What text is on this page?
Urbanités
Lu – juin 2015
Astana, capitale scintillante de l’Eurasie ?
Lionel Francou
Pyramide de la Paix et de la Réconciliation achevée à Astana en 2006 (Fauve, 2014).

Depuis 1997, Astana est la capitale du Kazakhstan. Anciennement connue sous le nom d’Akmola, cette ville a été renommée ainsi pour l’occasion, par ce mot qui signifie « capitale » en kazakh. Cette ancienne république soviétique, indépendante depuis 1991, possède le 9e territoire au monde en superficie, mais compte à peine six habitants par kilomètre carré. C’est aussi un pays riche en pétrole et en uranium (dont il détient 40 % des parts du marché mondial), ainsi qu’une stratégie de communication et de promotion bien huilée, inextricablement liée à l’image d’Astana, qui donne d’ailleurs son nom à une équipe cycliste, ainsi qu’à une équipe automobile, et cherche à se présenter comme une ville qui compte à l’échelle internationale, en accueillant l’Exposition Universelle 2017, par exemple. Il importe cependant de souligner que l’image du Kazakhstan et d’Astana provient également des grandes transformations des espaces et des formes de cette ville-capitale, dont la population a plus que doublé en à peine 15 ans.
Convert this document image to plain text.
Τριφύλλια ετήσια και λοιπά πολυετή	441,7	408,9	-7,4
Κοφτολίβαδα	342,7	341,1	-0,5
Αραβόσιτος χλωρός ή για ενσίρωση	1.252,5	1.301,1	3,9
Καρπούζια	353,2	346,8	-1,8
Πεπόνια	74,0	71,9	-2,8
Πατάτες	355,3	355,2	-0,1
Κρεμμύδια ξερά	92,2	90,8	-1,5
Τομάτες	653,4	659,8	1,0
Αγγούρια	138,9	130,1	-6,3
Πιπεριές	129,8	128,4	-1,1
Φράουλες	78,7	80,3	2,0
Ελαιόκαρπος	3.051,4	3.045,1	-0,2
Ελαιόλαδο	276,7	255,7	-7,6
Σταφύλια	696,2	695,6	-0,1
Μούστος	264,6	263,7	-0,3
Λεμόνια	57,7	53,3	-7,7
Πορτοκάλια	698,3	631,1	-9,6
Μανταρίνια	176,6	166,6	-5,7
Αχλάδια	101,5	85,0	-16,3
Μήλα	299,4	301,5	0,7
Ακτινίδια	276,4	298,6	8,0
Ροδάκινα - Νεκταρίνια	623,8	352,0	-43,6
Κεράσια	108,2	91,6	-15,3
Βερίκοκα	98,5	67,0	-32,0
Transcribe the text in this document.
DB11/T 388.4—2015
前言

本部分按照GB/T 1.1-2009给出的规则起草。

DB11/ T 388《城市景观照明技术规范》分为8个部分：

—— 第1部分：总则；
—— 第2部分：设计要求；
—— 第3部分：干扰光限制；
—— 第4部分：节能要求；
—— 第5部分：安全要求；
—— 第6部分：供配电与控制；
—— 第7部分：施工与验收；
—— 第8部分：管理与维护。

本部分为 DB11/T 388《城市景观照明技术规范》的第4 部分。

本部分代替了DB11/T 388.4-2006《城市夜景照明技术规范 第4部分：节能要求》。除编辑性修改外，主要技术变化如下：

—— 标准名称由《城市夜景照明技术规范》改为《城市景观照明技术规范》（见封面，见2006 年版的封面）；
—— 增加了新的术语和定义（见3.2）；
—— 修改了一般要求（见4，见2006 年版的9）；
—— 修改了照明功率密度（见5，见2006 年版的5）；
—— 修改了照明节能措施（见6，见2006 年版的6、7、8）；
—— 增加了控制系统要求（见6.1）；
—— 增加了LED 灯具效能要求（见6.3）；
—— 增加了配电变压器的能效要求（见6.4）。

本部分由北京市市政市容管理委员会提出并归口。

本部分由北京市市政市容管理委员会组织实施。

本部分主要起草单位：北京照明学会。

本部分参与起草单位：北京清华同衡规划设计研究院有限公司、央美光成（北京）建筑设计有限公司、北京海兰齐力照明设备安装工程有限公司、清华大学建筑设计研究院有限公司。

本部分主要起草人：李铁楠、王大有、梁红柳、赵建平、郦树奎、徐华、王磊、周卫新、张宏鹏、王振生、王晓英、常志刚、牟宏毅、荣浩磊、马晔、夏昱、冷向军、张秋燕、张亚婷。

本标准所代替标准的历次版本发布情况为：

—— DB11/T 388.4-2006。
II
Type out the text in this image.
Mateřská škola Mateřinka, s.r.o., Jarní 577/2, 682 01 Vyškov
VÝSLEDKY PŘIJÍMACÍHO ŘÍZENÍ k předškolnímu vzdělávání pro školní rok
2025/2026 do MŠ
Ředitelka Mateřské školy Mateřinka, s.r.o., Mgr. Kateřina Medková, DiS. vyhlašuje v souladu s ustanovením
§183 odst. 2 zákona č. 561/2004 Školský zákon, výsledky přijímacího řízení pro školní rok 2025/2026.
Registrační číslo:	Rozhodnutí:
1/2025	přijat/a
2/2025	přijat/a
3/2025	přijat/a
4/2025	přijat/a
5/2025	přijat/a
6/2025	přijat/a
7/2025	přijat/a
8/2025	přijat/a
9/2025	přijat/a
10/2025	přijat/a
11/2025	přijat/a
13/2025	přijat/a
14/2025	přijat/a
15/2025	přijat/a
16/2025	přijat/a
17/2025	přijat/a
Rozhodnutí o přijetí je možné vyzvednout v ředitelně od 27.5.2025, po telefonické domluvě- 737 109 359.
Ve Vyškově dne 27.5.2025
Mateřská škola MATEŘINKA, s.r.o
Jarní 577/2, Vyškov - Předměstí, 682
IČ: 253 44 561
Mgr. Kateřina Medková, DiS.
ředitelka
==*==
- [Set problem] Search the data for the word "text" and copy each line where it appears.

- [Full response]
What text is on this page?
Convert this document image to plain text.
Transcribe the text in this document.
Type out the text in this image.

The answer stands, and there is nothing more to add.